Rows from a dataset
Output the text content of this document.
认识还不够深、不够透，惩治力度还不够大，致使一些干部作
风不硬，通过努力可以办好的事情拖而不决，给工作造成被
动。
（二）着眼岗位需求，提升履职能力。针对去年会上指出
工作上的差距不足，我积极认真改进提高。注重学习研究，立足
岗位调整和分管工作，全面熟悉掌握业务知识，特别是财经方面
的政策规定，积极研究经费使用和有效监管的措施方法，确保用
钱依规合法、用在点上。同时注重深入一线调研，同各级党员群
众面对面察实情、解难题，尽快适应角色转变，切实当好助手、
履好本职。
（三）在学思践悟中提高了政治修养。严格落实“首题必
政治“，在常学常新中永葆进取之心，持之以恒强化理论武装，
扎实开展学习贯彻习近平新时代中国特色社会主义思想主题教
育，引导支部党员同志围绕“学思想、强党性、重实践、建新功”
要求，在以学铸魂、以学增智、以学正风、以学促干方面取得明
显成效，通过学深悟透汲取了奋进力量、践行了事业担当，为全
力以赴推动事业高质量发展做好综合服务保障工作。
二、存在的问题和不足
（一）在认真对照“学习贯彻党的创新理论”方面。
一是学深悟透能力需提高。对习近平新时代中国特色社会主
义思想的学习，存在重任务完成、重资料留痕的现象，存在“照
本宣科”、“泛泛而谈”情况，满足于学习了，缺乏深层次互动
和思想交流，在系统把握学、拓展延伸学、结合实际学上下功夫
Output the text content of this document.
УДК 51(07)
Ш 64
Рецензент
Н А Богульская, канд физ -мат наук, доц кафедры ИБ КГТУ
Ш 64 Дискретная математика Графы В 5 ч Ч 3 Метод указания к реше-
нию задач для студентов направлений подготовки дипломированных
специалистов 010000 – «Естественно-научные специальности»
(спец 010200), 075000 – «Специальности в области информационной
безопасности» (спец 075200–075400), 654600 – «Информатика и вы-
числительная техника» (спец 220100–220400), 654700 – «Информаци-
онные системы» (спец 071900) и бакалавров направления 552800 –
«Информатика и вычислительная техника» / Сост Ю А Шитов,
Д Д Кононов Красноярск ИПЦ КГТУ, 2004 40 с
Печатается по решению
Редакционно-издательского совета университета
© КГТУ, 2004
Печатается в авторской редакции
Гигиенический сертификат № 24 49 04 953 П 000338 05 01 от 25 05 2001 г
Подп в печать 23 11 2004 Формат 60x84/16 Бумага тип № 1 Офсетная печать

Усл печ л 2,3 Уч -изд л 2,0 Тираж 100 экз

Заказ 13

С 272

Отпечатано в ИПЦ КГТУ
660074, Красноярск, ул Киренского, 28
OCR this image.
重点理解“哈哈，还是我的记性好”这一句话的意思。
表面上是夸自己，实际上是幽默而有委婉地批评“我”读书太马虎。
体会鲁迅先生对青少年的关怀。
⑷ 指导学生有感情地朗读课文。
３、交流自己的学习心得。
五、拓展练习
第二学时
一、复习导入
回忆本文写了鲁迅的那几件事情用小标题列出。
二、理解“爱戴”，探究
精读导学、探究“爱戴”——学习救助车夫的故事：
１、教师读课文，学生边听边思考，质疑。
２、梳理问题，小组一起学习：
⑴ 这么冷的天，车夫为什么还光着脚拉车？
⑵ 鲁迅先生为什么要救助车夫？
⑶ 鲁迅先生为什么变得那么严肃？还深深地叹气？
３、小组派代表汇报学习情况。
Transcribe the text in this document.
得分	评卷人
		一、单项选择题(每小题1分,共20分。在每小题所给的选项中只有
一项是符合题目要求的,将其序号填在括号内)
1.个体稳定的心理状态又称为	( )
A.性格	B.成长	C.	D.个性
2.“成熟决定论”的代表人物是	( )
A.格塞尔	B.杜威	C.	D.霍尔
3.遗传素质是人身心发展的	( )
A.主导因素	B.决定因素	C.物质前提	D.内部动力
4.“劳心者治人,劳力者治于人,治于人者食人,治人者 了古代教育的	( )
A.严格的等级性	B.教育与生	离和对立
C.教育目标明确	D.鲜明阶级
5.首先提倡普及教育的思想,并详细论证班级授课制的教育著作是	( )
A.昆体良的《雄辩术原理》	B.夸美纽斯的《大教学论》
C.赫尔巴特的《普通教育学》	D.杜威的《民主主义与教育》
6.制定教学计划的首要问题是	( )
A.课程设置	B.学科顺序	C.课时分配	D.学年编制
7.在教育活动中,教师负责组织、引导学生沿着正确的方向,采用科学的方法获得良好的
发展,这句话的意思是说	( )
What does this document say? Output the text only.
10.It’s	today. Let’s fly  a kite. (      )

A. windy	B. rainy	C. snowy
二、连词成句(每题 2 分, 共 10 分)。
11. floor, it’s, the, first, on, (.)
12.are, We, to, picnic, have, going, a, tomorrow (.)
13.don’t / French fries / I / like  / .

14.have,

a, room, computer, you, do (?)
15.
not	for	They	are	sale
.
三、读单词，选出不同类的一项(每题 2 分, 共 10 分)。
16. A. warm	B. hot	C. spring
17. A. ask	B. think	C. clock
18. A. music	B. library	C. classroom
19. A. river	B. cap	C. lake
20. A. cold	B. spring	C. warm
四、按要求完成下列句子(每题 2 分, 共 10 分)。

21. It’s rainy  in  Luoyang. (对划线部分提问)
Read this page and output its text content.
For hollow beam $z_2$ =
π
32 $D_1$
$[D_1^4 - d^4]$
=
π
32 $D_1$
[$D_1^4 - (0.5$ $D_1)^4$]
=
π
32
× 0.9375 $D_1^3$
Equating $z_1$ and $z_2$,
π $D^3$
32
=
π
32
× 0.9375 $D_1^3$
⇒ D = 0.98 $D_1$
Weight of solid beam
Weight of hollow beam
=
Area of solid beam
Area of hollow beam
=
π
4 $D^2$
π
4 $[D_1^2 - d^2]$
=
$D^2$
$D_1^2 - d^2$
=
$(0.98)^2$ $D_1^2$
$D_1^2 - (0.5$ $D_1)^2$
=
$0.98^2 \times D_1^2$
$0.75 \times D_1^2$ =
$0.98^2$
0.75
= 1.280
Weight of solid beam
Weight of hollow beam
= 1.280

• [Short problem]: Write out, word for word, every line from the one containing "Transcribe the text in this document." through the last line of the records above.

• [Solution to this task]:
Transcribe the text in this document.
得分	评卷人
		一、单项选择题(每小题1分,共20分。在每小题所给的选项中只有
一项是符合题目要求的,将其序号填在括号内)
1.个体稳定的心理状态又称为	( )
A.性格	B.成长	C.	D.个性
2.“成熟决定论”的代表人物是	( )
A.格塞尔	B.杜威	C.	D.霍尔
3.遗传素质是人身心发展的	( )
A.主导因素	B.决定因素	C.物质前提	D.内部动力
4.“劳心者治人,劳力者治于人,治于人者食人,治人者 了古代教育的	( )
A.严格的等级性	B.教育与生	离和对立
C.教育目标明确	D.鲜明阶级
5.首先提倡普及教育的思想,并详细论证班级授课制的教育著作是	( )
A.昆体良的《雄辩术原理》	B.夸美纽斯的《大教学论》
C.赫尔巴特的《普通教育学》	D.杜威的《民主主义与教育》
6.制定教学计划的首要问题是	( )
A.课程设置	B.学科顺序	C.课时分配	D.学年编制
7.在教育活动中,教师负责组织、引导学生沿着正确的方向,采用科学的方法获得良好的
发展,这句话的意思是说	( )
What does this document say? Output the text only.
10.It’s	today. Let’s fly  a kite. (      )

A. windy	B. rainy	C. snowy
二、连词成句(每题 2 分, 共 10 分)。
11. floor, it’s, the, first, on, (.)
12.are, We, to, picnic, have, going, a, tomorrow (.)
13.don’t / French fries / I / like  / .

14.have,

a, room, computer, you, do (?)
15.
not	for	They	are	sale
.
三、读单词，选出不同类的一项(每题 2 分, 共 10 分)。
16. A. warm	B. hot	C. spring
17. A. ask	B. think	C. clock
18. A. music	B. library	C. classroom
19. A. river	B. cap	C. lake
20. A. cold	B. spring	C. warm
四、按要求完成下列句子(每题 2 分, 共 10 分)。

21. It’s rainy  in  Luoyang. (对划线部分提问)
Read this page and output its text content.
For hollow beam $z_2$ =
π
32 $D_1$
$[D_1^4 - d^4]$
=
π
32 $D_1$
[$D_1^4 - (0.5$ $D_1)^4$]
=
π
32
× 0.9375 $D_1^3$
Equating $z_1$ and $z_2$,
π $D^3$
32
=
π
32
× 0.9375 $D_1^3$
⇒ D = 0.98 $D_1$
Weight of solid beam
Weight of hollow beam
=
Area of solid beam
Area of hollow beam
=
π
4 $D^2$
π
4 $[D_1^2 - d^2]$
=
$D^2$
$D_1^2 - d^2$
=
$(0.98)^2$ $D_1^2$
$D_1^2 - (0.5$ $D_1)^2$
=
$0.98^2 \times D_1^2$
$0.75 \times D_1^2$ =
$0.98^2$
0.75
= 1.280
Weight of solid beam
Weight of hollow beam
= 1.280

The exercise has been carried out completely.